• _Task_
Copy out the material below in full, but not its images.
Start of Given entries
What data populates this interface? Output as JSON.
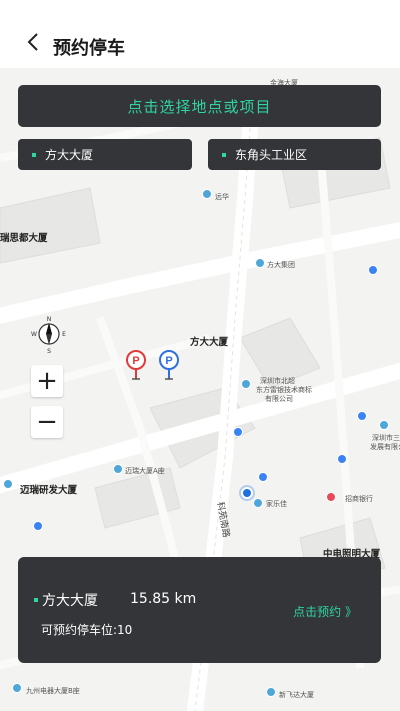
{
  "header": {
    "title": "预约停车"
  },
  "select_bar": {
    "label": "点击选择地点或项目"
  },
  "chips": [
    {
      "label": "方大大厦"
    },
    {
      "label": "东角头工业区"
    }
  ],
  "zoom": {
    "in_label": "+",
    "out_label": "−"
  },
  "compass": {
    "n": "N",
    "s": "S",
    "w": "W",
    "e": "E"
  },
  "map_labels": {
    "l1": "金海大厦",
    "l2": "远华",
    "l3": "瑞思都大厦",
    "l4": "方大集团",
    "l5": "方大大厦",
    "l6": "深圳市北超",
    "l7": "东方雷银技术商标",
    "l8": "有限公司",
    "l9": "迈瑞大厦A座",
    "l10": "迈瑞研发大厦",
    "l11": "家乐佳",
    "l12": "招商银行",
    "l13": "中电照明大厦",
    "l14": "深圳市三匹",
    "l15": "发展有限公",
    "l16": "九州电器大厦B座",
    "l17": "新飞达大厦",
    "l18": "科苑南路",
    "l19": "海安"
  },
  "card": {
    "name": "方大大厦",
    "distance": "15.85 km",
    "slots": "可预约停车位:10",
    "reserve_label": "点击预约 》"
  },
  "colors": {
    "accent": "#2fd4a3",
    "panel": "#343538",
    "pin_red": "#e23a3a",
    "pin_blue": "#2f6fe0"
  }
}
End of Given entries
• _Written reply_
What data populates this interface? Output as JSON.
{
  "header": {
    "title": "预约停车"
  },
  "select_bar": {
    "label": "点击选择地点或项目"
  },
  "chips": [
    {
      "label": "方大大厦"
    },
    {
      "label": "东角头工业区"
    }
  ],
  "zoom": {
    "in_label": "+",
    "out_label": "−"
  },
  "compass": {
    "n": "N",
    "s": "S",
    "w": "W",
    "e": "E"
  },
  "map_labels": {
    "l1": "金海大厦",
    "l2": "远华",
    "l3": "瑞思都大厦",
    "l4": "方大集团",
    "l5": "方大大厦",
    "l6": "深圳市北超",
    "l7": "东方雷银技术商标",
    "l8": "有限公司",
    "l9": "迈瑞大厦A座",
    "l10": "迈瑞研发大厦",
    "l11": "家乐佳",
    "l12": "招商银行",
    "l13": "中电照明大厦",
    "l14": "深圳市三匹",
    "l15": "发展有限公",
    "l16": "九州电器大厦B座",
    "l17": "新飞达大厦",
    "l18": "科苑南路",
    "l19": "海安"
  },
  "card": {
    "name": "方大大厦",
    "distance": "15.85 km",
    "slots": "可预约停车位:10",
    "reserve_label": "点击预约 》"
  },
  "colors": {
    "accent": "#2fd4a3",
    "panel": "#343538",
    "pin_red": "#e23a3a",
    "pin_blue": "#2f6fe0"
  }
}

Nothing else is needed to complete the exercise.